[WHAT YOU ARE ASKED TO DO] Retype the listing that follows, exactly as written.

[EXTRACTED MATERIAL]
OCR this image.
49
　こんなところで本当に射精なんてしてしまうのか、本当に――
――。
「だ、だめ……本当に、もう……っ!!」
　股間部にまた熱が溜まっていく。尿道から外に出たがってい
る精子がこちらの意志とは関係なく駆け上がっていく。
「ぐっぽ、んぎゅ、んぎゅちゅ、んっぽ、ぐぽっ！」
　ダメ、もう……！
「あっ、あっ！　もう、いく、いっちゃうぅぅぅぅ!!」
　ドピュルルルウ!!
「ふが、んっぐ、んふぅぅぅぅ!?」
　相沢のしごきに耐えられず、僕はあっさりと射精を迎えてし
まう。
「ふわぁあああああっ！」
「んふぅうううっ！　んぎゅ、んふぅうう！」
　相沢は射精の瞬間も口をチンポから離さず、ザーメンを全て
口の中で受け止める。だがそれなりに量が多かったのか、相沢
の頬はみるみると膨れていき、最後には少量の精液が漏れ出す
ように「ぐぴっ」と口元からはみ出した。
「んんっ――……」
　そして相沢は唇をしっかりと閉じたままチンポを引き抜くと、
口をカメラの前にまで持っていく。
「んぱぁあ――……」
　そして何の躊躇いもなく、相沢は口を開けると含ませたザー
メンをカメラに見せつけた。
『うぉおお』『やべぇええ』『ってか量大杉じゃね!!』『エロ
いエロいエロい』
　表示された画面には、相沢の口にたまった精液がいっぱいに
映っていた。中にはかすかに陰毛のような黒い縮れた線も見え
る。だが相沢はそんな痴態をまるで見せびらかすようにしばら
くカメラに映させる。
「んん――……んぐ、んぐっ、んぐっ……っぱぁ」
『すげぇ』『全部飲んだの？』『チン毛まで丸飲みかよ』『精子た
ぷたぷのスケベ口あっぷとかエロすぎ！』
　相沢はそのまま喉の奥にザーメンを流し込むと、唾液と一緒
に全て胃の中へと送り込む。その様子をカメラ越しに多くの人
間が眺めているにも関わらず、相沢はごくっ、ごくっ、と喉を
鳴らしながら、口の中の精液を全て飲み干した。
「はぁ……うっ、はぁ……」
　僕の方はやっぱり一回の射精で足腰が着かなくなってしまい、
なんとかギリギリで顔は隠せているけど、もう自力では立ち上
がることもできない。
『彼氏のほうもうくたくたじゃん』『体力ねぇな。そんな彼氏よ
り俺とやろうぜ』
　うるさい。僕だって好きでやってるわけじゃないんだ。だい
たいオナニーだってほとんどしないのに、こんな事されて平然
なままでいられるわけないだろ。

[THE ANSWER]
OCR this image.
49
　こんなところで本当に射精なんてしてしまうのか、本当に――
――。
「だ、だめ……本当に、もう……っ!!」
　股間部にまた熱が溜まっていく。尿道から外に出たがってい
る精子がこちらの意志とは関係なく駆け上がっていく。
「ぐっぽ、んぎゅ、んぎゅちゅ、んっぽ、ぐぽっ！」
　ダメ、もう……！
「あっ、あっ！　もう、いく、いっちゃうぅぅぅぅ!!」
　ドピュルルルウ!!
「ふが、んっぐ、んふぅぅぅぅ!?」
　相沢のしごきに耐えられず、僕はあっさりと射精を迎えてし
まう。
「ふわぁあああああっ！」
「んふぅうううっ！　んぎゅ、んふぅうう！」
　相沢は射精の瞬間も口をチンポから離さず、ザーメンを全て
口の中で受け止める。だがそれなりに量が多かったのか、相沢
の頬はみるみると膨れていき、最後には少量の精液が漏れ出す
ように「ぐぴっ」と口元からはみ出した。
「んんっ――……」
　そして相沢は唇をしっかりと閉じたままチンポを引き抜くと、
口をカメラの前にまで持っていく。
「んぱぁあ――……」
　そして何の躊躇いもなく、相沢は口を開けると含ませたザー
メンをカメラに見せつけた。
『うぉおお』『やべぇええ』『ってか量大杉じゃね!!』『エロ
いエロいエロい』
　表示された画面には、相沢の口にたまった精液がいっぱいに
映っていた。中にはかすかに陰毛のような黒い縮れた線も見え
る。だが相沢はそんな痴態をまるで見せびらかすようにしばら
くカメラに映させる。
「んん――……んぐ、んぐっ、んぐっ……っぱぁ」
『すげぇ』『全部飲んだの？』『チン毛まで丸飲みかよ』『精子た
ぷたぷのスケベ口あっぷとかエロすぎ！』
　相沢はそのまま喉の奥にザーメンを流し込むと、唾液と一緒
に全て胃の中へと送り込む。その様子をカメラ越しに多くの人
間が眺めているにも関わらず、相沢はごくっ、ごくっ、と喉を
鳴らしながら、口の中の精液を全て飲み干した。
「はぁ……うっ、はぁ……」
　僕の方はやっぱり一回の射精で足腰が着かなくなってしまい、
なんとかギリギリで顔は隠せているけど、もう自力では立ち上
がることもできない。
『彼氏のほうもうくたくたじゃん』『体力ねぇな。そんな彼氏よ
り俺とやろうぜ』
　うるさい。僕だって好きでやってるわけじゃないんだ。だい
たいオナニーだってほとんどしないのに、こんな事されて平然
なままでいられるわけないだろ。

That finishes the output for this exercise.